== INSTRUCTIONS FOR THE TASK ==
Without including any pictures, write out all the entries exactly.

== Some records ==
# # # #
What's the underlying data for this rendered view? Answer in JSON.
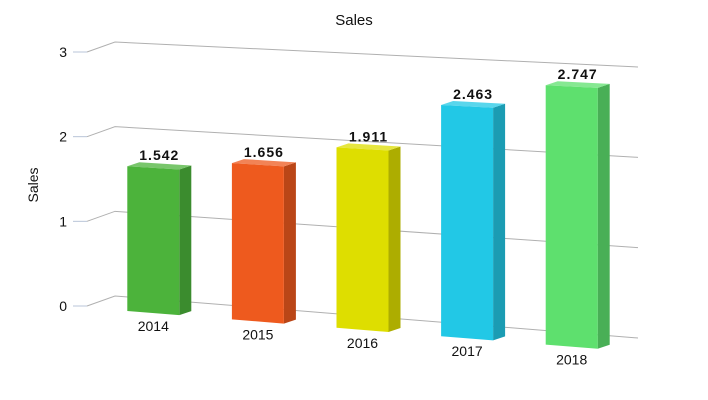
{
  "chart_data": {
    "type": "bar",
    "title": "Sales",
    "ylabel": "Sales",
    "xlabel": "",
    "categories": [
      "2014",
      "2015",
      "2016",
      "2017",
      "2018"
    ],
    "values": [
      1.542,
      1.656,
      1.911,
      2.463,
      2.747
    ],
    "data_labels": [
      "1.542",
      "1.656",
      "1.911",
      "2.463",
      "2.747"
    ],
    "yticks": [
      "0",
      "1",
      "2",
      "3"
    ],
    "ylim": [
      0,
      3
    ],
    "grid": true,
    "legend": "none",
    "colors": [
      "#4cb33b",
      "#ee5a1e",
      "#dede00",
      "#22c8e6",
      "#5ee06e"
    ]
  }
}
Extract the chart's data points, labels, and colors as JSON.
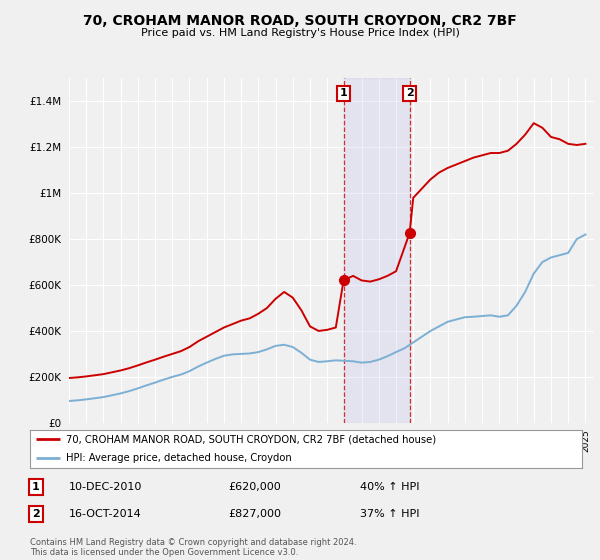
# # # #
== TASK RESULT ==
What's the underlying data for this rendered view? Answer in JSON.
{
  "chart_data": {
    "type": "bar",
    "title": "Sales",
    "ylabel": "Sales",
    "xlabel": "",
    "categories": [
      "2014",
      "2015",
      "2016",
      "2017",
      "2018"
    ],
    "values": [
      1.542,
      1.656,
      1.911,
      2.463,
      2.747
    ],
    "data_labels": [
      "1.542",
      "1.656",
      "1.911",
      "2.463",
      "2.747"
    ],
    "yticks": [
      "0",
      "1",
      "2",
      "3"
    ],
    "ylim": [
      0,
      3
    ],
    "grid": true,
    "legend": "none",
    "colors": [
      "#4cb33b",
      "#ee5a1e",
      "#dede00",
      "#22c8e6",
      "#5ee06e"
    ]
  }
}
Extract the chart's data points, labels, and colors as JSON.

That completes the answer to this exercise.